TASK DIRECTIONS >> Tally up the lines that include "USDCHF" and state that number by itself.

MATERIAL FOR THE TASK >>
►
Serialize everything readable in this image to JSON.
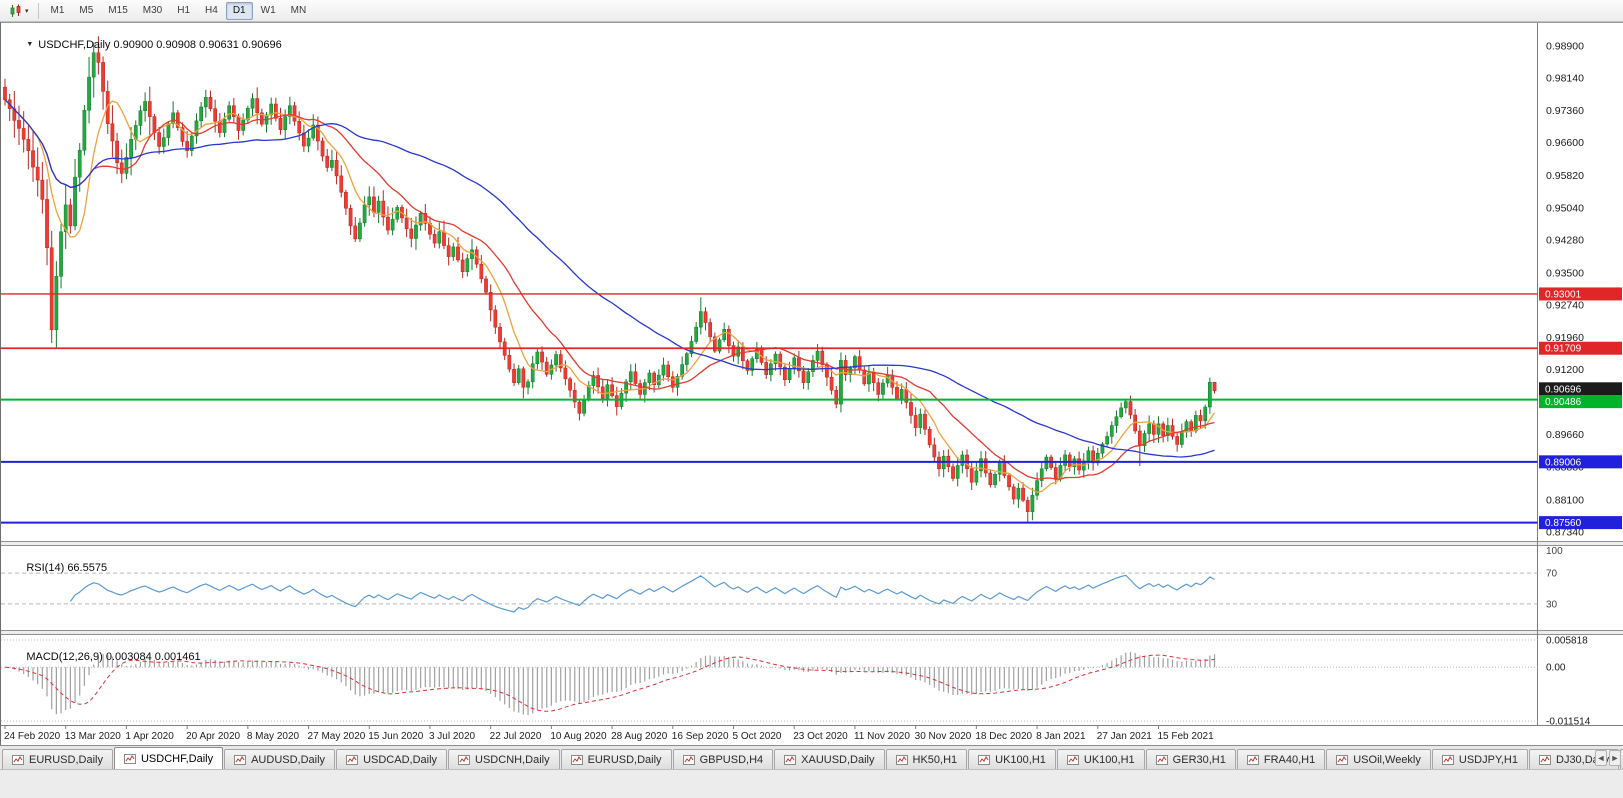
{
  "toolbar": {
    "timeframes": [
      "M1",
      "M5",
      "M15",
      "M30",
      "H1",
      "H4",
      "D1",
      "W1",
      "MN"
    ],
    "active_timeframe": "D1",
    "chart_menu_caret": "▾"
  },
  "main_panel": {
    "collapse_arrow": "▼",
    "symbol_label": "USDCHF,Daily",
    "ohlc": "0.90900 0.90908 0.90631 0.90696"
  },
  "rsi_panel": {
    "label": "RSI(14)",
    "value": "66.5575"
  },
  "macd_panel": {
    "label": "MACD(12,26,9)",
    "values": "0.003084 0.001461"
  },
  "tabs": {
    "active_index": 1,
    "items": [
      "EURUSD,Daily",
      "USDCHF,Daily",
      "AUDUSD,Daily",
      "USDCAD,Daily",
      "USDCNH,Daily",
      "EURUSD,Daily",
      "GBPUSD,H4",
      "XAUUSD,Daily",
      "HK50,H1",
      "UK100,H1",
      "UK100,H1",
      "GER30,H1",
      "FRA40,H1",
      "USOil,Weekly",
      "USDJPY,H1",
      "DJ30,Daily",
      "CHINA300,H1"
    ],
    "scroll_left": "◄",
    "scroll_right": "►"
  },
  "chart_data": {
    "type": "candlestick",
    "symbol": "USDCHF",
    "timeframe": "Daily",
    "current": {
      "open": 0.909,
      "high": 0.90908,
      "low": 0.90631,
      "close": 0.90696
    },
    "up_color": "#22a93f",
    "up_stroke": "#157a2c",
    "down_color": "#ef3b30",
    "down_stroke": "#b5271f",
    "price_axis": {
      "min": 0.8717,
      "max": 0.994,
      "ticks": [
        "0.98900",
        "0.98140",
        "0.97360",
        "0.96600",
        "0.95820",
        "0.95040",
        "0.94280",
        "0.93500",
        "0.92740",
        "0.91960",
        "0.91200",
        "0.90420",
        "0.89660",
        "0.88880",
        "0.88100",
        "0.87340"
      ]
    },
    "x_labels": [
      "24 Feb 2020",
      "13 Mar 2020",
      "1 Apr 2020",
      "20 Apr 2020",
      "8 May 2020",
      "27 May 2020",
      "15 Jun 2020",
      "3 Jul 2020",
      "22 Jul 2020",
      "10 Aug 2020",
      "28 Aug 2020",
      "16 Sep 2020",
      "5 Oct 2020",
      "23 Oct 2020",
      "11 Nov 2020",
      "30 Nov 2020",
      "18 Dec 2020",
      "8 Jan 2021",
      "27 Jan 2021",
      "15 Feb 2021"
    ],
    "candles_per_label": 13,
    "first_open": 0.9792,
    "closes": [
      0.9762,
      0.9741,
      0.9713,
      0.9694,
      0.9668,
      0.9641,
      0.9602,
      0.9571,
      0.9525,
      0.941,
      0.9215,
      0.9342,
      0.9448,
      0.9512,
      0.9462,
      0.9578,
      0.9642,
      0.9737,
      0.9816,
      0.9874,
      0.9851,
      0.9782,
      0.9705,
      0.9664,
      0.9612,
      0.9587,
      0.9625,
      0.9668,
      0.9701,
      0.9736,
      0.9758,
      0.9722,
      0.9684,
      0.9651,
      0.9672,
      0.9705,
      0.9731,
      0.9696,
      0.9663,
      0.9641,
      0.9676,
      0.9712,
      0.9745,
      0.9768,
      0.9741,
      0.9711,
      0.9684,
      0.9716,
      0.9748,
      0.9722,
      0.9689,
      0.9714,
      0.9742,
      0.9765,
      0.9731,
      0.9704,
      0.9726,
      0.9752,
      0.9718,
      0.9691,
      0.9722,
      0.9748,
      0.9711,
      0.9683,
      0.9652,
      0.9671,
      0.9702,
      0.9664,
      0.9628,
      0.9601,
      0.9618,
      0.9581,
      0.9542,
      0.9504,
      0.9462,
      0.9431,
      0.9469,
      0.9512,
      0.9531,
      0.9494,
      0.9521,
      0.9483,
      0.9452,
      0.9478,
      0.9506,
      0.9481,
      0.9455,
      0.9432,
      0.9464,
      0.9492,
      0.9468,
      0.9442,
      0.9421,
      0.9448,
      0.9415,
      0.9389,
      0.9412,
      0.9381,
      0.9353,
      0.9384,
      0.9405,
      0.9371,
      0.9336,
      0.9304,
      0.9262,
      0.9221,
      0.9186,
      0.9154,
      0.9121,
      0.9089,
      0.9122,
      0.9078,
      0.9091,
      0.9134,
      0.9162,
      0.9138,
      0.9109,
      0.9131,
      0.9156,
      0.9124,
      0.9098,
      0.9071,
      0.9043,
      0.9016,
      0.9049,
      0.9082,
      0.9106,
      0.9079,
      0.9052,
      0.9084,
      0.9058,
      0.9032,
      0.9064,
      0.9091,
      0.9115,
      0.9087,
      0.9061,
      0.9089,
      0.9112,
      0.9084,
      0.9107,
      0.9131,
      0.9103,
      0.9078,
      0.9104,
      0.9132,
      0.9158,
      0.9187,
      0.9221,
      0.9258,
      0.9232,
      0.9198,
      0.9164,
      0.9191,
      0.9216,
      0.9177,
      0.9152,
      0.9174,
      0.9141,
      0.9118,
      0.9146,
      0.9169,
      0.9137,
      0.9108,
      0.9134,
      0.9157,
      0.9126,
      0.9096,
      0.9122,
      0.9148,
      0.9117,
      0.9089,
      0.9115,
      0.9142,
      0.9164,
      0.9132,
      0.9102,
      0.9071,
      0.9038,
      0.9142,
      0.9108,
      0.9124,
      0.9151,
      0.9119,
      0.9086,
      0.9112,
      0.9089,
      0.9061,
      0.9088,
      0.9107,
      0.9078,
      0.9051,
      0.9073,
      0.9042,
      0.9011,
      0.8982,
      0.9014,
      0.8978,
      0.8941,
      0.8912,
      0.8884,
      0.8914,
      0.8889,
      0.8861,
      0.8892,
      0.8917,
      0.8884,
      0.8852,
      0.8879,
      0.8908,
      0.8874,
      0.8846,
      0.8871,
      0.8899,
      0.8868,
      0.8841,
      0.8812,
      0.8838,
      0.8809,
      0.8782,
      0.8821,
      0.8856,
      0.8884,
      0.8912,
      0.8887,
      0.8861,
      0.8892,
      0.8917,
      0.8889,
      0.8908,
      0.8881,
      0.8903,
      0.8927,
      0.8898,
      0.8921,
      0.8943,
      0.8961,
      0.8987,
      0.9008,
      0.9029,
      0.9044,
      0.9012,
      0.8974,
      0.8939,
      0.8968,
      0.8991,
      0.8966,
      0.8991,
      0.8963,
      0.8987,
      0.8961,
      0.8942,
      0.8971,
      0.8996,
      0.8974,
      0.9011,
      0.8998,
      0.9031,
      0.909,
      0.90696
    ],
    "wick_overrides": {
      "0": [
        0.9812,
        null
      ],
      "10": [
        null,
        0.9183
      ],
      "19": [
        0.98985,
        null
      ],
      "111": [
        null,
        0.9052
      ],
      "123": [
        null,
        0.8999
      ],
      "149": [
        0.9292,
        null
      ],
      "219": [
        null,
        0.8757
      ],
      "240": [
        0.9047,
        null
      ],
      "243": [
        null,
        0.8891
      ],
      "259": [
        0.90908,
        0.90631
      ]
    },
    "horizontal_lines": [
      {
        "price": 0.93001,
        "label": "0.93001",
        "color": "#e02626",
        "width": 1.4
      },
      {
        "price": 0.91709,
        "label": "0.91709",
        "color": "#e02626",
        "width": 1.8
      },
      {
        "price": 0.90486,
        "label": "0.90486",
        "color": "#00b42a",
        "width": 2
      },
      {
        "price": 0.89006,
        "label": "0.89006",
        "color": "#2121dd",
        "width": 2
      },
      {
        "price": 0.8756,
        "label": "0.87560",
        "color": "#2121dd",
        "width": 2
      }
    ],
    "current_price_tag": {
      "price": 0.90696,
      "label": "0.90696",
      "color": "#1c1c1c"
    },
    "moving_averages": [
      {
        "type": "sma",
        "period": 8,
        "color": "#eda23b"
      },
      {
        "type": "sma",
        "period": 20,
        "color": "#e33a2f"
      },
      {
        "type": "sma",
        "period": 55,
        "color": "#2638cf"
      }
    ],
    "rsi": {
      "period": 14,
      "current": 66.5575,
      "color": "#5b9bd5",
      "levels": [
        70,
        30
      ],
      "axis_labels": [
        "100",
        "70",
        "30"
      ]
    },
    "macd": {
      "fast": 12,
      "slow": 26,
      "signal_period": 9,
      "macd_value": 0.003084,
      "signal_value": 0.001461,
      "range": [
        -0.011514,
        0.005818
      ],
      "axis_labels": [
        "0.005818",
        "0.00",
        "-0.011514"
      ],
      "histogram_color": "#a0a0a0",
      "signal_color": "#d63333"
    }
  }
}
◄
RESPONSE TO THE TASK >> 3